Start of DATA RECORDS
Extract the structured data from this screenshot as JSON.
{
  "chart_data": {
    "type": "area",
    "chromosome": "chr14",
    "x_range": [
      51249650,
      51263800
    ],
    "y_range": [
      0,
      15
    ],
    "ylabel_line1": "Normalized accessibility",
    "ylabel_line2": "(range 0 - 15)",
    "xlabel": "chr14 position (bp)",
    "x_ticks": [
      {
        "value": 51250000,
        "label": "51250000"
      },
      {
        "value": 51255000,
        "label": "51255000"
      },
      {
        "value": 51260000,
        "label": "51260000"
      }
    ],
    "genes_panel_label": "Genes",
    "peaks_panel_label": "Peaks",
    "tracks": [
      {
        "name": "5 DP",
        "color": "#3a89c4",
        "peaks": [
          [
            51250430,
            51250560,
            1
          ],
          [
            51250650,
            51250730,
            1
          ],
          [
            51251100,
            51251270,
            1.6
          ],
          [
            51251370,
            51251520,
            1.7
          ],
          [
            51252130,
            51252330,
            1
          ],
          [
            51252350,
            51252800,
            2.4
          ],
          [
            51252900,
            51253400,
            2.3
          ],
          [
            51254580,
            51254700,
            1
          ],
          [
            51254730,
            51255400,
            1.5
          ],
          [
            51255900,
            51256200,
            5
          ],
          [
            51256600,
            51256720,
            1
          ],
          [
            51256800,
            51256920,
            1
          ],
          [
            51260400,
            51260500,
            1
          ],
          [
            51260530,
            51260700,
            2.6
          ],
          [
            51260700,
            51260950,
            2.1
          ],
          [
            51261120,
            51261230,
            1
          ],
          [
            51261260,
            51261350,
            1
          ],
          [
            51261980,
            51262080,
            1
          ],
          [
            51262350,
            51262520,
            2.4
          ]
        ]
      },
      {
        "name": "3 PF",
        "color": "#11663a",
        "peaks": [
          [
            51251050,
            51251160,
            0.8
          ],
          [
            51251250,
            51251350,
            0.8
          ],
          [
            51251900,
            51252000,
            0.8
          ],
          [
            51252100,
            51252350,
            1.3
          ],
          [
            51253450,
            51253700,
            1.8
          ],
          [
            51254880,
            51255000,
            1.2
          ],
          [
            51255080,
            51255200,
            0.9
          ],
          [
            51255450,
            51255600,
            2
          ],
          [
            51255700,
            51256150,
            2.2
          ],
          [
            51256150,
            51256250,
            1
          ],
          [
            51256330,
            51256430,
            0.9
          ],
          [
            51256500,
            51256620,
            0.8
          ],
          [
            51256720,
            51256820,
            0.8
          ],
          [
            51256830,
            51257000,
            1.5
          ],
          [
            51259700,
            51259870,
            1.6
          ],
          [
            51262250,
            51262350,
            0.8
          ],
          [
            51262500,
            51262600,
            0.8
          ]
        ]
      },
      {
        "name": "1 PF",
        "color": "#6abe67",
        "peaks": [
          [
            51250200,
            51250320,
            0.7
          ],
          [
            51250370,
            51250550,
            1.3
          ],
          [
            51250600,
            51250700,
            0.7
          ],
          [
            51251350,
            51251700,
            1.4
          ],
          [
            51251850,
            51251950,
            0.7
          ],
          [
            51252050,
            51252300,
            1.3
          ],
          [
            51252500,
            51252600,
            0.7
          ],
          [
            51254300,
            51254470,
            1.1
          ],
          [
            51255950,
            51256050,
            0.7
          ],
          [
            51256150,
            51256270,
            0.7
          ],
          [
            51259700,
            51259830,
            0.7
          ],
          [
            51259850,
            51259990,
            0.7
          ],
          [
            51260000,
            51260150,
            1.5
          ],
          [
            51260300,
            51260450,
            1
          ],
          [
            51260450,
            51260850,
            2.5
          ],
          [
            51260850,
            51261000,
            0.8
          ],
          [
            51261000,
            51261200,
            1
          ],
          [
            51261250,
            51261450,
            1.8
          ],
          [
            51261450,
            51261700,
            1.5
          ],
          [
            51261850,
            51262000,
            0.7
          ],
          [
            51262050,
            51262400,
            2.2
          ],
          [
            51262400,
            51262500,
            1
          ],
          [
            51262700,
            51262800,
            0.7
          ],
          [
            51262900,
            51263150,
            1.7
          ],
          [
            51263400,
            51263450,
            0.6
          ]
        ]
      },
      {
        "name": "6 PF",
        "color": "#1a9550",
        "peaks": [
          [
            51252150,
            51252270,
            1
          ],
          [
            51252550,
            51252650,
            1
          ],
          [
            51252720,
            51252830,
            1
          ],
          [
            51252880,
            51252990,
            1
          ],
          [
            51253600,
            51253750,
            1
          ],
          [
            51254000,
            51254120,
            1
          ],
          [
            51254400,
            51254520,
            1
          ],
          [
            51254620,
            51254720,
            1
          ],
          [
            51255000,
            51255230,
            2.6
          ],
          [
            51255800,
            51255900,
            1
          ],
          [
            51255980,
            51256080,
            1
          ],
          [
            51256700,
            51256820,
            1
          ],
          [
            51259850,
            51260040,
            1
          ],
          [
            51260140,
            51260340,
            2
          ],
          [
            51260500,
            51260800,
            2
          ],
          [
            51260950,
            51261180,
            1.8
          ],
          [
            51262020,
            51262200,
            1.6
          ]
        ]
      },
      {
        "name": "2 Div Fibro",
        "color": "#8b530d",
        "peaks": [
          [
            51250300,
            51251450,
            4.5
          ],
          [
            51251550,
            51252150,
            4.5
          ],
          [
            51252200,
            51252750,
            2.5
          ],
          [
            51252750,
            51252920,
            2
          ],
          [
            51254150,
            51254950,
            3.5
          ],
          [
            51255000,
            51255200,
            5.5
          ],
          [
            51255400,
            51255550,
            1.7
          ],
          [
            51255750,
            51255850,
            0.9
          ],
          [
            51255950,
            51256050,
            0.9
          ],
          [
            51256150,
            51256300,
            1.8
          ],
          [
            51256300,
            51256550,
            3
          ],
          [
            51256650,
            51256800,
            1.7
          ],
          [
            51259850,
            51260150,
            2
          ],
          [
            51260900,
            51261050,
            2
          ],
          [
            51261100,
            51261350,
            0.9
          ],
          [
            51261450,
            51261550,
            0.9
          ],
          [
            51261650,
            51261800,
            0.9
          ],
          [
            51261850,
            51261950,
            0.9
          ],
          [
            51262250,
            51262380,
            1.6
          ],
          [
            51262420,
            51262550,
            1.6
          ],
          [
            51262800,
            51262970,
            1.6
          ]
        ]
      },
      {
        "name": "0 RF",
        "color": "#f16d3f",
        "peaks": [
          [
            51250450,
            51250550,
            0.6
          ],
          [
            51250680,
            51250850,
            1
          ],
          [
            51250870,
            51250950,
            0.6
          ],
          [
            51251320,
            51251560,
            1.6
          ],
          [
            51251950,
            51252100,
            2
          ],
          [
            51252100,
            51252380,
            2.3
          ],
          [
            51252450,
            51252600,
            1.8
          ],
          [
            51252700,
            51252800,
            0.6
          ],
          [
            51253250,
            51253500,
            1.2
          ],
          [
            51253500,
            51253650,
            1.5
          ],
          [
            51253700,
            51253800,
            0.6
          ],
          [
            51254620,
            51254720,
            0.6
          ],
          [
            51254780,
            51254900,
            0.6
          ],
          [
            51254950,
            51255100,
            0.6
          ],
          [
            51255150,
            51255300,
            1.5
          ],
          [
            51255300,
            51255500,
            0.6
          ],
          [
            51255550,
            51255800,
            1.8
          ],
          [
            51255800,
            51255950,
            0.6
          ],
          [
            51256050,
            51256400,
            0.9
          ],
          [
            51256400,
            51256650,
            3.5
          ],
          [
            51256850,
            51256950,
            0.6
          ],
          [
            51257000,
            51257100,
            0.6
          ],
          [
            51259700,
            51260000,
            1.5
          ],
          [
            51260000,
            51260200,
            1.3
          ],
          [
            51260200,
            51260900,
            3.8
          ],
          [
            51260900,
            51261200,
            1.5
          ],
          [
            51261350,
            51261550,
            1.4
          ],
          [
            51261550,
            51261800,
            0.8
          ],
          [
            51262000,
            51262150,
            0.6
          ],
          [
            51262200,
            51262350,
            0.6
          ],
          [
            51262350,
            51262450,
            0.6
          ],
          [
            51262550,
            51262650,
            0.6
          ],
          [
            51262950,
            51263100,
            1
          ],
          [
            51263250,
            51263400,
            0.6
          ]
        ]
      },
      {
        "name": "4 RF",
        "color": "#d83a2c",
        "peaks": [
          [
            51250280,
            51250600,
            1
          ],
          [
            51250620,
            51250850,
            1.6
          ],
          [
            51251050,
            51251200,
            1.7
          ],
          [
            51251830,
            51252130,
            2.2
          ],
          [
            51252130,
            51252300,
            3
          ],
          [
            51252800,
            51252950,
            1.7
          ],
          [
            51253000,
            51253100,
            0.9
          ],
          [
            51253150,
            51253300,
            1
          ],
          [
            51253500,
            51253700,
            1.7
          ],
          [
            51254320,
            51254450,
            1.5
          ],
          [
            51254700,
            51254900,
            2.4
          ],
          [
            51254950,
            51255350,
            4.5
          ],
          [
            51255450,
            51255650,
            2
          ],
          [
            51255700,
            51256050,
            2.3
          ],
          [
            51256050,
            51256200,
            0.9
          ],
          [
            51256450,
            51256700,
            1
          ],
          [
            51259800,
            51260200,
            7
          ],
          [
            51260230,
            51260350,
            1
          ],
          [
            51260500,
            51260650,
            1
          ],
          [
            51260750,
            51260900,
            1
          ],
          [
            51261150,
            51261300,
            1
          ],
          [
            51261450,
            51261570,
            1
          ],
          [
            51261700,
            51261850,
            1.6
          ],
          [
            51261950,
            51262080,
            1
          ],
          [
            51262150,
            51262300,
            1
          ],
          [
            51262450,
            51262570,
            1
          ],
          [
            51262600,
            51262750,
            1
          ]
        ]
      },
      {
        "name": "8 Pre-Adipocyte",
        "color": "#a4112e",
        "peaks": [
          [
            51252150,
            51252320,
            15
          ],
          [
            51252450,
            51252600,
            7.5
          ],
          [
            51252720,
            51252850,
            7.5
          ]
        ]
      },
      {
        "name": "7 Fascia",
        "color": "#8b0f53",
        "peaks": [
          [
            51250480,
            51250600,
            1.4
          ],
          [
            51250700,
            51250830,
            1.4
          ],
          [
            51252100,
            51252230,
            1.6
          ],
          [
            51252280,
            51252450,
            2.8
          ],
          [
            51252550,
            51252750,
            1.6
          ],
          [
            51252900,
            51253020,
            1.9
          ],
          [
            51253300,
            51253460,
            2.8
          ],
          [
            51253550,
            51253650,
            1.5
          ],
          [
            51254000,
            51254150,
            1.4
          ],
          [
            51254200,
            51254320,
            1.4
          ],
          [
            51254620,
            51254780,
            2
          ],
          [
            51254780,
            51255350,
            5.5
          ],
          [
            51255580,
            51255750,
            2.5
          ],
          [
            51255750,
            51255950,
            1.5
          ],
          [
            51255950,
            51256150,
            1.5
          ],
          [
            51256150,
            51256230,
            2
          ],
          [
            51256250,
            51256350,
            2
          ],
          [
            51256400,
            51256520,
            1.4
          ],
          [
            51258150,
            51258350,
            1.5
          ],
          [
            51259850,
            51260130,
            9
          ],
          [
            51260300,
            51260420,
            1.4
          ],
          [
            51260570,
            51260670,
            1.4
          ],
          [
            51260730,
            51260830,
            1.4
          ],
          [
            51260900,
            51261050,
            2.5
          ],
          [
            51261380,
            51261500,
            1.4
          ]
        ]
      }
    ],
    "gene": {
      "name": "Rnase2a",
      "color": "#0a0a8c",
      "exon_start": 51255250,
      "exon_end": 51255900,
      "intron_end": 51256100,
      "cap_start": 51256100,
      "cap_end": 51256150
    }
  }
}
End of DATA RECORDS
A count is all that should be returned: the number of lines in these records containing the string "name".

◆ RESULT FOR THIS TASK:
10